MATERIALS PROVIDED ::
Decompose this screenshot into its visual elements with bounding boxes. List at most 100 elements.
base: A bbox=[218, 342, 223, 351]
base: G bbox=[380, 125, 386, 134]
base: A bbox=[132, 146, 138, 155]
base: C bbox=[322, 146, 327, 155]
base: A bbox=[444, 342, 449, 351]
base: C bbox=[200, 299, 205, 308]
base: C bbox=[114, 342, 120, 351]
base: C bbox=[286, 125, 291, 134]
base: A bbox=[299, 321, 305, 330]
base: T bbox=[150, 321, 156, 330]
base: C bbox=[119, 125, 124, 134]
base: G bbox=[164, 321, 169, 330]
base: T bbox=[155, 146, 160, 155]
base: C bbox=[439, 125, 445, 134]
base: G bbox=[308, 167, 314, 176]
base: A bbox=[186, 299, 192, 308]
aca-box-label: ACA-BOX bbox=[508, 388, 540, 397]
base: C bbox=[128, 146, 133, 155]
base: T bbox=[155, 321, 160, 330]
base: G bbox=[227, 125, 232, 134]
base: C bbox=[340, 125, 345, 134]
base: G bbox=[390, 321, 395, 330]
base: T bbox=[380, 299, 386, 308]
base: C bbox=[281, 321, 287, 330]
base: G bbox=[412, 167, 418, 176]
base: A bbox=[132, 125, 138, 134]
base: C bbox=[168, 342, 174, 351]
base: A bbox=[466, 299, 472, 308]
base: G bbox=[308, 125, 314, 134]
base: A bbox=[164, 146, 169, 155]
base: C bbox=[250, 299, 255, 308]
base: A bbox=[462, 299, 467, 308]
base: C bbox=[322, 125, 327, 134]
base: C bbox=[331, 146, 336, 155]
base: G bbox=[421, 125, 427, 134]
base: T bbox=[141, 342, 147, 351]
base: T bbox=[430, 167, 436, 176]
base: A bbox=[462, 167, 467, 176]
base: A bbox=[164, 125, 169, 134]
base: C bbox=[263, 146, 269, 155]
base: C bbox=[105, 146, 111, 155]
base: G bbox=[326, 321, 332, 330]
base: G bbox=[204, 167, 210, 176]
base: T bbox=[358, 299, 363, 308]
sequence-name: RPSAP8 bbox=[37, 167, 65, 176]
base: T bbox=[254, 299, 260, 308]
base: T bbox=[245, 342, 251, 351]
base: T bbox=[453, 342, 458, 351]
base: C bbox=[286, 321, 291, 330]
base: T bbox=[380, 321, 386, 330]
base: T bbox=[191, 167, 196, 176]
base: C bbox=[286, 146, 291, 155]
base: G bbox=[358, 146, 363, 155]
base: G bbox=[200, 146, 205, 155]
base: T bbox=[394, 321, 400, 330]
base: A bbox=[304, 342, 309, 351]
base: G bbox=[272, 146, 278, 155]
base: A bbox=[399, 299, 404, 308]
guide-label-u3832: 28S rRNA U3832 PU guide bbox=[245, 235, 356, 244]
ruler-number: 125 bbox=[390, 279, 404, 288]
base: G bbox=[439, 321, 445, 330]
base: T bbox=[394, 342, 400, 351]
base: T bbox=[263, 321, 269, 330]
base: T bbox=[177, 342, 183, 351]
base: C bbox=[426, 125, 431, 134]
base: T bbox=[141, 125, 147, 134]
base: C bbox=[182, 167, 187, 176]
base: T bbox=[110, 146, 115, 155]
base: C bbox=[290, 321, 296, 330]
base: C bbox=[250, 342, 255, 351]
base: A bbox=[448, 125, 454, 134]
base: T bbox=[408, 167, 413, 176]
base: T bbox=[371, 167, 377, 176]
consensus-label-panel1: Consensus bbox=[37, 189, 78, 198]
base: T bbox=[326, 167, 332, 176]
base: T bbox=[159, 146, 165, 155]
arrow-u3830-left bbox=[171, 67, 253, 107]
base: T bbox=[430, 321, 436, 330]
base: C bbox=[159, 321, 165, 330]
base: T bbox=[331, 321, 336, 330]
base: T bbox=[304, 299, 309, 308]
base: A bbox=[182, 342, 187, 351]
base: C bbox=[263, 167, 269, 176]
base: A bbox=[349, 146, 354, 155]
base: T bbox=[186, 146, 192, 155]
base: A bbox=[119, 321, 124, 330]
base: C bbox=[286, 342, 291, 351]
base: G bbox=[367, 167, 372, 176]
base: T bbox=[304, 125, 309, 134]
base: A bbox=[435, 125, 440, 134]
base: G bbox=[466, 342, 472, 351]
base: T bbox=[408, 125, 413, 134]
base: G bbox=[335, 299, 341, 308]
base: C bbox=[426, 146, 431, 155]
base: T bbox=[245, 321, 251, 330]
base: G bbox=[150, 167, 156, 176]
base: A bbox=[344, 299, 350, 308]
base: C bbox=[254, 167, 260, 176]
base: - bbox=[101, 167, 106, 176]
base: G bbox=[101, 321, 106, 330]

AIM OF THE TASK ::
Can you write out the listing from its first line through the line containing "base: T bbox=[141, 342, 147, 351]", with both of those lines included and every line reproduced verbatim?

ANSWER TO THE EXERCISE ::
Decompose this screenshot into its visual elements with bounding boxes. List at most 100 elements.
base: A bbox=[218, 342, 223, 351]
base: G bbox=[380, 125, 386, 134]
base: A bbox=[132, 146, 138, 155]
base: C bbox=[322, 146, 327, 155]
base: A bbox=[444, 342, 449, 351]
base: C bbox=[200, 299, 205, 308]
base: C bbox=[114, 342, 120, 351]
base: C bbox=[286, 125, 291, 134]
base: A bbox=[299, 321, 305, 330]
base: T bbox=[150, 321, 156, 330]
base: C bbox=[119, 125, 124, 134]
base: G bbox=[164, 321, 169, 330]
base: T bbox=[155, 146, 160, 155]
base: C bbox=[439, 125, 445, 134]
base: G bbox=[308, 167, 314, 176]
base: A bbox=[186, 299, 192, 308]
aca-box-label: ACA-BOX bbox=[508, 388, 540, 397]
base: C bbox=[128, 146, 133, 155]
base: T bbox=[155, 321, 160, 330]
base: G bbox=[227, 125, 232, 134]
base: C bbox=[340, 125, 345, 134]
base: G bbox=[390, 321, 395, 330]
base: T bbox=[380, 299, 386, 308]
base: C bbox=[281, 321, 287, 330]
base: G bbox=[412, 167, 418, 176]
base: A bbox=[132, 125, 138, 134]
base: C bbox=[168, 342, 174, 351]
base: A bbox=[466, 299, 472, 308]
base: G bbox=[308, 125, 314, 134]
base: A bbox=[164, 146, 169, 155]
base: C bbox=[250, 299, 255, 308]
base: A bbox=[462, 299, 467, 308]
base: C bbox=[322, 125, 327, 134]
base: C bbox=[331, 146, 336, 155]
base: G bbox=[421, 125, 427, 134]
base: T bbox=[141, 342, 147, 351]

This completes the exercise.